The listing below should be written out exactly; please include all of it.

### Records from a collection
┌──

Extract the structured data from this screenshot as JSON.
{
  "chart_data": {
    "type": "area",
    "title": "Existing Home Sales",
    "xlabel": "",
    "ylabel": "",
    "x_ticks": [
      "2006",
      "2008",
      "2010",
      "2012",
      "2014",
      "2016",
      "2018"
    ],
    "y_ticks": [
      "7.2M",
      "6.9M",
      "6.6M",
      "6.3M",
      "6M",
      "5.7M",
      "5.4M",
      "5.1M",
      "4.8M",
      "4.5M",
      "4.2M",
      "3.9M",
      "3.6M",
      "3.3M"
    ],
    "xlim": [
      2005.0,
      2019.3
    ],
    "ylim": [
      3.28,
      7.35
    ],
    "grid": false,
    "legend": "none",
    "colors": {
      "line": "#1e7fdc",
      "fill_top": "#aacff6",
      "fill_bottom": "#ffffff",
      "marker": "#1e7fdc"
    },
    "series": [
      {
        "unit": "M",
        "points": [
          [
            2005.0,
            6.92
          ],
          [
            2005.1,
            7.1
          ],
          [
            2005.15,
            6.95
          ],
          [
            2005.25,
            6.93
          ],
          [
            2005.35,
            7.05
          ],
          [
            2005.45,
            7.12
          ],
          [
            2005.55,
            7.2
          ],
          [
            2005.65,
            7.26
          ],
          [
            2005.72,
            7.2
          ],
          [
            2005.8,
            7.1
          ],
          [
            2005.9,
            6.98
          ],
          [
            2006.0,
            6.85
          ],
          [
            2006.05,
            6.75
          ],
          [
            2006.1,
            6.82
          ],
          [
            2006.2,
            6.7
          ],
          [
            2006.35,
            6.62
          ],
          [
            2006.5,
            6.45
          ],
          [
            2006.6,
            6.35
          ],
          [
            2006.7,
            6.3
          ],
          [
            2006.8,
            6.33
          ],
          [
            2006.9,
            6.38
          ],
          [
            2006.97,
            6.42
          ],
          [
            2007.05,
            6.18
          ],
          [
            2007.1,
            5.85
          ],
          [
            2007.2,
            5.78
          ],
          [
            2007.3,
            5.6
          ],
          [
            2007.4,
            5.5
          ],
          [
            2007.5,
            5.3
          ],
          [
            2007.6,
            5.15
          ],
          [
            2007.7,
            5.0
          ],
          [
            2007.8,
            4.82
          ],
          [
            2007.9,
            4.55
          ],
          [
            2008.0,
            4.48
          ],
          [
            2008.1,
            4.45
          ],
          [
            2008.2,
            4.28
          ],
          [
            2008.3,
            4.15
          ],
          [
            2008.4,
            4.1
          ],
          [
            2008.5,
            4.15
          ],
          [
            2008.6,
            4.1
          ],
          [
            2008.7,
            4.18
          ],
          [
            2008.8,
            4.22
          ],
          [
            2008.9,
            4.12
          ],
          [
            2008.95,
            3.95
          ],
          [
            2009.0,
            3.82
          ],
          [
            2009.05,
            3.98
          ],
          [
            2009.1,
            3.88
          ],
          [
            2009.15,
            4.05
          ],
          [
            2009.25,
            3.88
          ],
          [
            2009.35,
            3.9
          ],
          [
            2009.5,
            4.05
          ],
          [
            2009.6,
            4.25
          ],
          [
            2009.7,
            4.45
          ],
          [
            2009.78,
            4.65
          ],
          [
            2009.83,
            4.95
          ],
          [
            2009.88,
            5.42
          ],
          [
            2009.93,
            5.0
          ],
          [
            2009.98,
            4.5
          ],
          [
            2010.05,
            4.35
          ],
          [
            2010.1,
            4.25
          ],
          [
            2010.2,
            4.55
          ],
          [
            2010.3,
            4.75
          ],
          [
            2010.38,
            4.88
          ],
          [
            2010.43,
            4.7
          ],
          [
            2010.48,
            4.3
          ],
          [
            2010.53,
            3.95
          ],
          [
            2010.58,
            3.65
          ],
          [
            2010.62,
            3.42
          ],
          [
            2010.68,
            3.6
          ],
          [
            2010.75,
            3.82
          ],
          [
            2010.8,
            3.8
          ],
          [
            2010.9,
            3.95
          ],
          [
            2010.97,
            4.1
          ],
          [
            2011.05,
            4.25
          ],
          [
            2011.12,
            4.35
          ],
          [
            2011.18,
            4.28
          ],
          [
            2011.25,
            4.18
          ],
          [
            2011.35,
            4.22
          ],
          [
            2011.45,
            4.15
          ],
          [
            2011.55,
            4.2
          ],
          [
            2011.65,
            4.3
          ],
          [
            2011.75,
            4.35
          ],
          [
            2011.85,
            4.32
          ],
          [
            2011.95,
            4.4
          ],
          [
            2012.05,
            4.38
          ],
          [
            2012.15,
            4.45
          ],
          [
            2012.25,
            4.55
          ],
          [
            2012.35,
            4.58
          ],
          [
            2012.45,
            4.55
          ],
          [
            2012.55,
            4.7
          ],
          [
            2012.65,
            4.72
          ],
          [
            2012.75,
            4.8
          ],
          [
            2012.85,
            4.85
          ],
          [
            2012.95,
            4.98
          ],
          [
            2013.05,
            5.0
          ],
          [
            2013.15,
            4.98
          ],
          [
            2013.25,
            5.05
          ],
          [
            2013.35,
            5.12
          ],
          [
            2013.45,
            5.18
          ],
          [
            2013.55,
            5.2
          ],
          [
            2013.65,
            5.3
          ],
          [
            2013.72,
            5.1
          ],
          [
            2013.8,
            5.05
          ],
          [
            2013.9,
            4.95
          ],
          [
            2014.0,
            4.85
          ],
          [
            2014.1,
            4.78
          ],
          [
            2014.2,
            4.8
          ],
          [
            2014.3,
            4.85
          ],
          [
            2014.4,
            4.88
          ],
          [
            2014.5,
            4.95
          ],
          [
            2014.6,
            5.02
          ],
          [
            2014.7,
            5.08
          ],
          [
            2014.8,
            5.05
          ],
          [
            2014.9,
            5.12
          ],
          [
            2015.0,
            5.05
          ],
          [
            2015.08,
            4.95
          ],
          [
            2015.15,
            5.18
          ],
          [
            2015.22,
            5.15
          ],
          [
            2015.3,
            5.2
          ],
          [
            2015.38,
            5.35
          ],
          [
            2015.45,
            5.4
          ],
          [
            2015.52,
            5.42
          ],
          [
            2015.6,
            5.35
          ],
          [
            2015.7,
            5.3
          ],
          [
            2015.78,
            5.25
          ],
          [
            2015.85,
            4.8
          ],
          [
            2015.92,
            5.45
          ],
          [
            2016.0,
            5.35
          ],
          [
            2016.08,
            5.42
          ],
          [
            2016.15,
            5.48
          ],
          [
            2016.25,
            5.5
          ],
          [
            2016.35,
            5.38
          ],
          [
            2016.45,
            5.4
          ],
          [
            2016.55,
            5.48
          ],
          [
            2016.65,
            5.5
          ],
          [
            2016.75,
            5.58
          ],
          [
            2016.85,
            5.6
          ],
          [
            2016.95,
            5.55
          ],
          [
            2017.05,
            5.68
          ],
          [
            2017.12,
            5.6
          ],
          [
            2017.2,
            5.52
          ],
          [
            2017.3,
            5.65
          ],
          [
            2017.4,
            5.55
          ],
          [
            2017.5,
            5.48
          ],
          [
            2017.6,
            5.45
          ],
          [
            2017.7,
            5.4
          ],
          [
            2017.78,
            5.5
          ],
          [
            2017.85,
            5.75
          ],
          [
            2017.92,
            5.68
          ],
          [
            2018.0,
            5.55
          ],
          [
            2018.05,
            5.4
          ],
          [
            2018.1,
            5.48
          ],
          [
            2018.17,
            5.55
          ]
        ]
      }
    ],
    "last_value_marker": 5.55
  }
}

└──

### Problem solution
Extract the structured data from this screenshot as JSON.
{
  "chart_data": {
    "type": "area",
    "title": "Existing Home Sales",
    "xlabel": "",
    "ylabel": "",
    "x_ticks": [
      "2006",
      "2008",
      "2010",
      "2012",
      "2014",
      "2016",
      "2018"
    ],
    "y_ticks": [
      "7.2M",
      "6.9M",
      "6.6M",
      "6.3M",
      "6M",
      "5.7M",
      "5.4M",
      "5.1M",
      "4.8M",
      "4.5M",
      "4.2M",
      "3.9M",
      "3.6M",
      "3.3M"
    ],
    "xlim": [
      2005.0,
      2019.3
    ],
    "ylim": [
      3.28,
      7.35
    ],
    "grid": false,
    "legend": "none",
    "colors": {
      "line": "#1e7fdc",
      "fill_top": "#aacff6",
      "fill_bottom": "#ffffff",
      "marker": "#1e7fdc"
    },
    "series": [
      {
        "unit": "M",
        "points": [
          [
            2005.0,
            6.92
          ],
          [
            2005.1,
            7.1
          ],
          [
            2005.15,
            6.95
          ],
          [
            2005.25,
            6.93
          ],
          [
            2005.35,
            7.05
          ],
          [
            2005.45,
            7.12
          ],
          [
            2005.55,
            7.2
          ],
          [
            2005.65,
            7.26
          ],
          [
            2005.72,
            7.2
          ],
          [
            2005.8,
            7.1
          ],
          [
            2005.9,
            6.98
          ],
          [
            2006.0,
            6.85
          ],
          [
            2006.05,
            6.75
          ],
          [
            2006.1,
            6.82
          ],
          [
            2006.2,
            6.7
          ],
          [
            2006.35,
            6.62
          ],
          [
            2006.5,
            6.45
          ],
          [
            2006.6,
            6.35
          ],
          [
            2006.7,
            6.3
          ],
          [
            2006.8,
            6.33
          ],
          [
            2006.9,
            6.38
          ],
          [
            2006.97,
            6.42
          ],
          [
            2007.05,
            6.18
          ],
          [
            2007.1,
            5.85
          ],
          [
            2007.2,
            5.78
          ],
          [
            2007.3,
            5.6
          ],
          [
            2007.4,
            5.5
          ],
          [
            2007.5,
            5.3
          ],
          [
            2007.6,
            5.15
          ],
          [
            2007.7,
            5.0
          ],
          [
            2007.8,
            4.82
          ],
          [
            2007.9,
            4.55
          ],
          [
            2008.0,
            4.48
          ],
          [
            2008.1,
            4.45
          ],
          [
            2008.2,
            4.28
          ],
          [
            2008.3,
            4.15
          ],
          [
            2008.4,
            4.1
          ],
          [
            2008.5,
            4.15
          ],
          [
            2008.6,
            4.1
          ],
          [
            2008.7,
            4.18
          ],
          [
            2008.8,
            4.22
          ],
          [
            2008.9,
            4.12
          ],
          [
            2008.95,
            3.95
          ],
          [
            2009.0,
            3.82
          ],
          [
            2009.05,
            3.98
          ],
          [
            2009.1,
            3.88
          ],
          [
            2009.15,
            4.05
          ],
          [
            2009.25,
            3.88
          ],
          [
            2009.35,
            3.9
          ],
          [
            2009.5,
            4.05
          ],
          [
            2009.6,
            4.25
          ],
          [
            2009.7,
            4.45
          ],
          [
            2009.78,
            4.65
          ],
          [
            2009.83,
            4.95
          ],
          [
            2009.88,
            5.42
          ],
          [
            2009.93,
            5.0
          ],
          [
            2009.98,
            4.5
          ],
          [
            2010.05,
            4.35
          ],
          [
            2010.1,
            4.25
          ],
          [
            2010.2,
            4.55
          ],
          [
            2010.3,
            4.75
          ],
          [
            2010.38,
            4.88
          ],
          [
            2010.43,
            4.7
          ],
          [
            2010.48,
            4.3
          ],
          [
            2010.53,
            3.95
          ],
          [
            2010.58,
            3.65
          ],
          [
            2010.62,
            3.42
          ],
          [
            2010.68,
            3.6
          ],
          [
            2010.75,
            3.82
          ],
          [
            2010.8,
            3.8
          ],
          [
            2010.9,
            3.95
          ],
          [
            2010.97,
            4.1
          ],
          [
            2011.05,
            4.25
          ],
          [
            2011.12,
            4.35
          ],
          [
            2011.18,
            4.28
          ],
          [
            2011.25,
            4.18
          ],
          [
            2011.35,
            4.22
          ],
          [
            2011.45,
            4.15
          ],
          [
            2011.55,
            4.2
          ],
          [
            2011.65,
            4.3
          ],
          [
            2011.75,
            4.35
          ],
          [
            2011.85,
            4.32
          ],
          [
            2011.95,
            4.4
          ],
          [
            2012.05,
            4.38
          ],
          [
            2012.15,
            4.45
          ],
          [
            2012.25,
            4.55
          ],
          [
            2012.35,
            4.58
          ],
          [
            2012.45,
            4.55
          ],
          [
            2012.55,
            4.7
          ],
          [
            2012.65,
            4.72
          ],
          [
            2012.75,
            4.8
          ],
          [
            2012.85,
            4.85
          ],
          [
            2012.95,
            4.98
          ],
          [
            2013.05,
            5.0
          ],
          [
            2013.15,
            4.98
          ],
          [
            2013.25,
            5.05
          ],
          [
            2013.35,
            5.12
          ],
          [
            2013.45,
            5.18
          ],
          [
            2013.55,
            5.2
          ],
          [
            2013.65,
            5.3
          ],
          [
            2013.72,
            5.1
          ],
          [
            2013.8,
            5.05
          ],
          [
            2013.9,
            4.95
          ],
          [
            2014.0,
            4.85
          ],
          [
            2014.1,
            4.78
          ],
          [
            2014.2,
            4.8
          ],
          [
            2014.3,
            4.85
          ],
          [
            2014.4,
            4.88
          ],
          [
            2014.5,
            4.95
          ],
          [
            2014.6,
            5.02
          ],
          [
            2014.7,
            5.08
          ],
          [
            2014.8,
            5.05
          ],
          [
            2014.9,
            5.12
          ],
          [
            2015.0,
            5.05
          ],
          [
            2015.08,
            4.95
          ],
          [
            2015.15,
            5.18
          ],
          [
            2015.22,
            5.15
          ],
          [
            2015.3,
            5.2
          ],
          [
            2015.38,
            5.35
          ],
          [
            2015.45,
            5.4
          ],
          [
            2015.52,
            5.42
          ],
          [
            2015.6,
            5.35
          ],
          [
            2015.7,
            5.3
          ],
          [
            2015.78,
            5.25
          ],
          [
            2015.85,
            4.8
          ],
          [
            2015.92,
            5.45
          ],
          [
            2016.0,
            5.35
          ],
          [
            2016.08,
            5.42
          ],
          [
            2016.15,
            5.48
          ],
          [
            2016.25,
            5.5
          ],
          [
            2016.35,
            5.38
          ],
          [
            2016.45,
            5.4
          ],
          [
            2016.55,
            5.48
          ],
          [
            2016.65,
            5.5
          ],
          [
            2016.75,
            5.58
          ],
          [
            2016.85,
            5.6
          ],
          [
            2016.95,
            5.55
          ],
          [
            2017.05,
            5.68
          ],
          [
            2017.12,
            5.6
          ],
          [
            2017.2,
            5.52
          ],
          [
            2017.3,
            5.65
          ],
          [
            2017.4,
            5.55
          ],
          [
            2017.5,
            5.48
          ],
          [
            2017.6,
            5.45
          ],
          [
            2017.7,
            5.4
          ],
          [
            2017.78,
            5.5
          ],
          [
            2017.85,
            5.75
          ],
          [
            2017.92,
            5.68
          ],
          [
            2018.0,
            5.55
          ],
          [
            2018.05,
            5.4
          ],
          [
            2018.1,
            5.48
          ],
          [
            2018.17,
            5.55
          ]
        ]
      }
    ],
    "last_value_marker": 5.55
  }
}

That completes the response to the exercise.